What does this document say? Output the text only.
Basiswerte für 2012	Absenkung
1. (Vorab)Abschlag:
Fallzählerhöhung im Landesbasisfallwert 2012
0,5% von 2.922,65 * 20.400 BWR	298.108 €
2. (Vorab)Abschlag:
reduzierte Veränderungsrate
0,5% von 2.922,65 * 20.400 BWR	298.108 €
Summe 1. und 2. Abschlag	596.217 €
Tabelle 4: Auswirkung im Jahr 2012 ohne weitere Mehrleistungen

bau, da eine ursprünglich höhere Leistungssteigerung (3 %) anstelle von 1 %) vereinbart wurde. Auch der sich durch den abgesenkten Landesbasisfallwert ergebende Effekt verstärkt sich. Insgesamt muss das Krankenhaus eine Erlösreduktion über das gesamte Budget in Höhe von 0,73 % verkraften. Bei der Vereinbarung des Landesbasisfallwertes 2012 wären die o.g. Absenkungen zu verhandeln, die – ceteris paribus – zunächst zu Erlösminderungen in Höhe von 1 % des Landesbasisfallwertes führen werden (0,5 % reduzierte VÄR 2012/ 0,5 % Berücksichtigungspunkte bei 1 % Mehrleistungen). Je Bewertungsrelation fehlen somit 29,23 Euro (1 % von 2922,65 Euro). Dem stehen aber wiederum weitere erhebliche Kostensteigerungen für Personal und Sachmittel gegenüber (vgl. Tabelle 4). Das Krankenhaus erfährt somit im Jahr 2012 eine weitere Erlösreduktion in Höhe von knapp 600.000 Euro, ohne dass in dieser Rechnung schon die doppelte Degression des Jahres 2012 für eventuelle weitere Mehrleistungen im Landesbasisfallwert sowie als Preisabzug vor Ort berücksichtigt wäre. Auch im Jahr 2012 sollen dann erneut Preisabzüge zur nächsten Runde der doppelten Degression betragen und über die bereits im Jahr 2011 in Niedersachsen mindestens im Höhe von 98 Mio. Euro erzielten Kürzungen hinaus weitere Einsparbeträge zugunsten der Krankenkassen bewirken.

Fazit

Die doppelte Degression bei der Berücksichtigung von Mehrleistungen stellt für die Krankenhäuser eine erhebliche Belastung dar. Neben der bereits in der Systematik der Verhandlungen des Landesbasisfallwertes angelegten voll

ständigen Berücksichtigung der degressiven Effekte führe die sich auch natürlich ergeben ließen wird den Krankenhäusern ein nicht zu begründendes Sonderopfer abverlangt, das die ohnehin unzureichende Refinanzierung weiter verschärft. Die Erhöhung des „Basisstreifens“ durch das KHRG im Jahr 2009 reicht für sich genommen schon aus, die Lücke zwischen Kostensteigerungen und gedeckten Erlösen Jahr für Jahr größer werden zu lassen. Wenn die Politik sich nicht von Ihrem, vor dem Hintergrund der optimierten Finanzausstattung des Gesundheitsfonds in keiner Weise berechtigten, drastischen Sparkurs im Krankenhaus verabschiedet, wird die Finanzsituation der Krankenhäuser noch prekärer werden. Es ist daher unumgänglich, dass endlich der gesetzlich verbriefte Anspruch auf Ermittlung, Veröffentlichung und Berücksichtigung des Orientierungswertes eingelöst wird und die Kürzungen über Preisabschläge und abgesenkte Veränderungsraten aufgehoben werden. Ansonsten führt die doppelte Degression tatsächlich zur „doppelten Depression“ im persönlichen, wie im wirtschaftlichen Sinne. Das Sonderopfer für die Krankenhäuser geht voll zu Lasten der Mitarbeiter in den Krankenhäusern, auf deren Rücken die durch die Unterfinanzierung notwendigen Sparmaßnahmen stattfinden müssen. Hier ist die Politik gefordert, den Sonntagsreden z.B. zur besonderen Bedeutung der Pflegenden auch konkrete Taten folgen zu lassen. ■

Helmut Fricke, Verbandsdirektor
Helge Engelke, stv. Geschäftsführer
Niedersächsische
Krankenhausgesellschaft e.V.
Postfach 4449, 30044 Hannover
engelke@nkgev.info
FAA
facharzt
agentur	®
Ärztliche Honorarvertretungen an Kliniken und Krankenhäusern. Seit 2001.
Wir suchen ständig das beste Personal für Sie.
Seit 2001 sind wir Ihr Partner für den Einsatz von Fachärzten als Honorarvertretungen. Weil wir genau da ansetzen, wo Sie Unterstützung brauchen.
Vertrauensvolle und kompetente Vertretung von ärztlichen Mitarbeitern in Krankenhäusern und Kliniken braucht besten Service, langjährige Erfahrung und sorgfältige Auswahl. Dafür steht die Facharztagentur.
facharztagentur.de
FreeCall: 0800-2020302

+===+

## ABOUT THIS EXERCISE
Please work out the number of lines in the listing that hold "Kliniken". Nothing besides the number is wanted.

## EXERCISE RESULT
2